_Material for this exercise:_
========

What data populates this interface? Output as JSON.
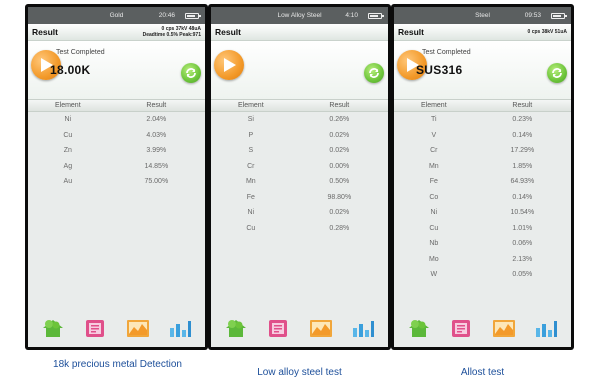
{
  "panels": [
    {
      "status_title": "Gold",
      "status_time": "20:46",
      "header_title": "Result",
      "meta_line1": "0 cps 37kV 48uA",
      "meta_line2": "Deadtime 0.5% Peak:971",
      "test_status": "Test Completed",
      "grade": "18.00K",
      "col_element": "Element",
      "col_result": "Result",
      "rows": [
        {
          "element": "Ni",
          "result": "2.04%"
        },
        {
          "element": "Cu",
          "result": "4.03%"
        },
        {
          "element": "Zn",
          "result": "3.99%"
        },
        {
          "element": "Ag",
          "result": "14.85%"
        },
        {
          "element": "Au",
          "result": "75.00%"
        }
      ],
      "caption": "18k precious metal Detection"
    },
    {
      "status_title": "Low Alloy Steel",
      "status_time": "4:10",
      "header_title": "Result",
      "meta_line1": "",
      "meta_line2": "",
      "test_status": "",
      "grade": "",
      "col_element": "Element",
      "col_result": "Result",
      "rows": [
        {
          "element": "Si",
          "result": "0.26%"
        },
        {
          "element": "P",
          "result": "0.02%"
        },
        {
          "element": "S",
          "result": "0.02%"
        },
        {
          "element": "Cr",
          "result": "0.00%"
        },
        {
          "element": "Mn",
          "result": "0.50%"
        },
        {
          "element": "Fe",
          "result": "98.80%"
        },
        {
          "element": "Ni",
          "result": "0.02%"
        },
        {
          "element": "Cu",
          "result": "0.28%"
        }
      ],
      "caption": "Low alloy steel test"
    },
    {
      "status_title": "Steel",
      "status_time": "09:53",
      "header_title": "Result",
      "meta_line1": "0 cps 38kV 51uA",
      "meta_line2": "",
      "test_status": "Test Completed",
      "grade": "SUS316",
      "col_element": "Element",
      "col_result": "Result",
      "rows": [
        {
          "element": "Ti",
          "result": "0.23%"
        },
        {
          "element": "V",
          "result": "0.14%"
        },
        {
          "element": "Cr",
          "result": "17.29%"
        },
        {
          "element": "Mn",
          "result": "1.85%"
        },
        {
          "element": "Fe",
          "result": "64.93%"
        },
        {
          "element": "Co",
          "result": "0.14%"
        },
        {
          "element": "Ni",
          "result": "10.54%"
        },
        {
          "element": "Cu",
          "result": "1.01%"
        },
        {
          "element": "Nb",
          "result": "0.06%"
        },
        {
          "element": "Mo",
          "result": "2.13%"
        },
        {
          "element": "W",
          "result": "0.05%"
        }
      ],
      "caption": "Allost test"
    }
  ],
  "dock_icons": [
    "home-icon",
    "report-icon",
    "chart-icon",
    "spectrum-icon"
  ],
  "colors": {
    "caption": "#1d4f9a",
    "play_orange": "#f39a2a",
    "refresh_green": "#6cc43a",
    "home_green": "#5cb83a",
    "report_pink": "#e0508a"
  }
}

========

_What is being asked:_ From start to finish, output the listing exactly, but omit its pictures.

_Problem solution:_
What data populates this interface? Output as JSON.
{
  "panels": [
    {
      "status_title": "Gold",
      "status_time": "20:46",
      "header_title": "Result",
      "meta_line1": "0 cps 37kV 48uA",
      "meta_line2": "Deadtime 0.5% Peak:971",
      "test_status": "Test Completed",
      "grade": "18.00K",
      "col_element": "Element",
      "col_result": "Result",
      "rows": [
        {
          "element": "Ni",
          "result": "2.04%"
        },
        {
          "element": "Cu",
          "result": "4.03%"
        },
        {
          "element": "Zn",
          "result": "3.99%"
        },
        {
          "element": "Ag",
          "result": "14.85%"
        },
        {
          "element": "Au",
          "result": "75.00%"
        }
      ],
      "caption": "18k precious metal Detection"
    },
    {
      "status_title": "Low Alloy Steel",
      "status_time": "4:10",
      "header_title": "Result",
      "meta_line1": "",
      "meta_line2": "",
      "test_status": "",
      "grade": "",
      "col_element": "Element",
      "col_result": "Result",
      "rows": [
        {
          "element": "Si",
          "result": "0.26%"
        },
        {
          "element": "P",
          "result": "0.02%"
        },
        {
          "element": "S",
          "result": "0.02%"
        },
        {
          "element": "Cr",
          "result": "0.00%"
        },
        {
          "element": "Mn",
          "result": "0.50%"
        },
        {
          "element": "Fe",
          "result": "98.80%"
        },
        {
          "element": "Ni",
          "result": "0.02%"
        },
        {
          "element": "Cu",
          "result": "0.28%"
        }
      ],
      "caption": "Low alloy steel test"
    },
    {
      "status_title": "Steel",
      "status_time": "09:53",
      "header_title": "Result",
      "meta_line1": "0 cps 38kV 51uA",
      "meta_line2": "",
      "test_status": "Test Completed",
      "grade": "SUS316",
      "col_element": "Element",
      "col_result": "Result",
      "rows": [
        {
          "element": "Ti",
          "result": "0.23%"
        },
        {
          "element": "V",
          "result": "0.14%"
        },
        {
          "element": "Cr",
          "result": "17.29%"
        },
        {
          "element": "Mn",
          "result": "1.85%"
        },
        {
          "element": "Fe",
          "result": "64.93%"
        },
        {
          "element": "Co",
          "result": "0.14%"
        },
        {
          "element": "Ni",
          "result": "10.54%"
        },
        {
          "element": "Cu",
          "result": "1.01%"
        },
        {
          "element": "Nb",
          "result": "0.06%"
        },
        {
          "element": "Mo",
          "result": "2.13%"
        },
        {
          "element": "W",
          "result": "0.05%"
        }
      ],
      "caption": "Allost test"
    }
  ],
  "dock_icons": [
    "home-icon",
    "report-icon",
    "chart-icon",
    "spectrum-icon"
  ],
  "colors": {
    "caption": "#1d4f9a",
    "play_orange": "#f39a2a",
    "refresh_green": "#6cc43a",
    "home_green": "#5cb83a",
    "report_pink": "#e0508a"
  }
}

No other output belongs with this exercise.